■ Problem to work on
In the records below, find each line containing the word "file" and copy it.

Data items:
+ + + +

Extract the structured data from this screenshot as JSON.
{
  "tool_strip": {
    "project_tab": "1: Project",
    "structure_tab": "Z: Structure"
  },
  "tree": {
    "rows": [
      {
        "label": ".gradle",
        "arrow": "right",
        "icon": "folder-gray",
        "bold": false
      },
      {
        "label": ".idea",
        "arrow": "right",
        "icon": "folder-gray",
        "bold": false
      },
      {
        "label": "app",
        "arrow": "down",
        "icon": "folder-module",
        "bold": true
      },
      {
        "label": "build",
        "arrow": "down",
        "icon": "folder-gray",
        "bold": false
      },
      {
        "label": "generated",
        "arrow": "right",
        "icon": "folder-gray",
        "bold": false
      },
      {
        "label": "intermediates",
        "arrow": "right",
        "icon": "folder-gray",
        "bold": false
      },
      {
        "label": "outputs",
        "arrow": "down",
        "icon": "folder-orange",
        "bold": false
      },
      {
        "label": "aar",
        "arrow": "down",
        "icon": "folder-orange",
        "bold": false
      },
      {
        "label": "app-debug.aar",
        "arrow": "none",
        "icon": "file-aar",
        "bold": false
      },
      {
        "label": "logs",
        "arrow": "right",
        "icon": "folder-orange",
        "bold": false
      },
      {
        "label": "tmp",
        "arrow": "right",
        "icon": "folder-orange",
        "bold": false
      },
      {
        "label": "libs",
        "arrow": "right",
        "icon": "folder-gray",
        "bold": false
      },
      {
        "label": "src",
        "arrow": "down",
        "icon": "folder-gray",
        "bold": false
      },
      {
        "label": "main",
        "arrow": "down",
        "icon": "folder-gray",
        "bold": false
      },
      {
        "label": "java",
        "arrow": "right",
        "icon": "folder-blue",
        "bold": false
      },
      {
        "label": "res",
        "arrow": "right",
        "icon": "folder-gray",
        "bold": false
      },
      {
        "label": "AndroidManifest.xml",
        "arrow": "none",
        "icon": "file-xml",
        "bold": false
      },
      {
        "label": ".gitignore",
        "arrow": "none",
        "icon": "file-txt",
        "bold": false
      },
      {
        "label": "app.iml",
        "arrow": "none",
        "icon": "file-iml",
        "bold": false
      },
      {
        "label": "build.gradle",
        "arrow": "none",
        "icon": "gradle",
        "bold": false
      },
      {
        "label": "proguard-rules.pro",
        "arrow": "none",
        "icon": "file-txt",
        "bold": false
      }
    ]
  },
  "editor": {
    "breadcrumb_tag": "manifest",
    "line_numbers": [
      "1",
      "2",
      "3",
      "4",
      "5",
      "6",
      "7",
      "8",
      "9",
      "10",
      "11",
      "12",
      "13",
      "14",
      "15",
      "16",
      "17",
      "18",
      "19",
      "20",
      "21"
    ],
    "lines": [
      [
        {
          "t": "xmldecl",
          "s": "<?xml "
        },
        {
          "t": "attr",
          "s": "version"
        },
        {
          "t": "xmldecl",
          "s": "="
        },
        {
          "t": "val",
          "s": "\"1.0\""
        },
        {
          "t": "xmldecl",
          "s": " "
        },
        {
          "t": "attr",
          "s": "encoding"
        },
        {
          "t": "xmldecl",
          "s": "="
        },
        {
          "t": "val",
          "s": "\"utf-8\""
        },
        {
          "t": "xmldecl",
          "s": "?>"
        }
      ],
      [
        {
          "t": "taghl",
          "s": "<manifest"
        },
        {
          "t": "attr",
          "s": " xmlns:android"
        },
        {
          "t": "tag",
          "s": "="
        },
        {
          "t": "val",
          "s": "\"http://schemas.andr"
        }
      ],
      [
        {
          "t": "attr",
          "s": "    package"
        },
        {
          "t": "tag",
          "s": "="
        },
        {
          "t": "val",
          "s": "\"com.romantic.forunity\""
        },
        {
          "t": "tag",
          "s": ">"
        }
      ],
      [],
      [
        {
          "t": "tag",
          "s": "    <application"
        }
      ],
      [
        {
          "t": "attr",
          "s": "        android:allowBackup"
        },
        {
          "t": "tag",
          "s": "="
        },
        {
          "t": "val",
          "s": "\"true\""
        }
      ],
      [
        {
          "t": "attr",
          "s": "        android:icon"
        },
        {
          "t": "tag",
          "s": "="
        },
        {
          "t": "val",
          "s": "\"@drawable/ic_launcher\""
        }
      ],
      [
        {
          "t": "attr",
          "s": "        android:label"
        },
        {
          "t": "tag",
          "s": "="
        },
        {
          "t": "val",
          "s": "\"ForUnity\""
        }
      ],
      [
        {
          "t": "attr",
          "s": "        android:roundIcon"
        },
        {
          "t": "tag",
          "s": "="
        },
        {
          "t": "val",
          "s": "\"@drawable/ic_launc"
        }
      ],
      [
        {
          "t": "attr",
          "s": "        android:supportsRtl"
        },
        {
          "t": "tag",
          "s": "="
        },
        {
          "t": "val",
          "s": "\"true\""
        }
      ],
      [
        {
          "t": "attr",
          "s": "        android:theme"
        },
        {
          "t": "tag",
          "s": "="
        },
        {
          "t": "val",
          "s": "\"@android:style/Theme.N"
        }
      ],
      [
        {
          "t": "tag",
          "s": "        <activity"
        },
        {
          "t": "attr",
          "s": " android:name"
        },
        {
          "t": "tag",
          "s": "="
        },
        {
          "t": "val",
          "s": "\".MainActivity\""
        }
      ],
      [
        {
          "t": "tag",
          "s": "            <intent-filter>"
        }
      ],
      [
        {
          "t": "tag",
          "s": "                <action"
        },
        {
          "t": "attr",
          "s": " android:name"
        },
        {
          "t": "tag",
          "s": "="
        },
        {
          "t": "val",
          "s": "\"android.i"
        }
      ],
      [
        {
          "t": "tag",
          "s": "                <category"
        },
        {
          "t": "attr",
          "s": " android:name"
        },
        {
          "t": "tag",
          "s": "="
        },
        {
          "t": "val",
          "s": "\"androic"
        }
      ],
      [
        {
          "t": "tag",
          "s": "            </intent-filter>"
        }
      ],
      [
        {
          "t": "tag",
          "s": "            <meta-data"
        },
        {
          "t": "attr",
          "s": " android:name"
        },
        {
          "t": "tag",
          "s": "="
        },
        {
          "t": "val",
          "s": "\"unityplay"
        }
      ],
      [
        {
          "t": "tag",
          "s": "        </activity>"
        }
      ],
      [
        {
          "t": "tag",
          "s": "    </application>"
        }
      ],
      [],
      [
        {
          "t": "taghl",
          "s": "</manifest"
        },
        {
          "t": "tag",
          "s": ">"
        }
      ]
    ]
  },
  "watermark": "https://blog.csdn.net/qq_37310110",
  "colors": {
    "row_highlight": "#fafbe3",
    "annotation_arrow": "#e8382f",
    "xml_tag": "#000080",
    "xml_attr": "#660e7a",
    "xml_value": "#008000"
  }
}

+ + + +

■ Result
        "icon": "file-aar",
        "icon": "file-xml",
        "icon": "file-txt",
        "icon": "file-iml",
        "icon": "file-txt",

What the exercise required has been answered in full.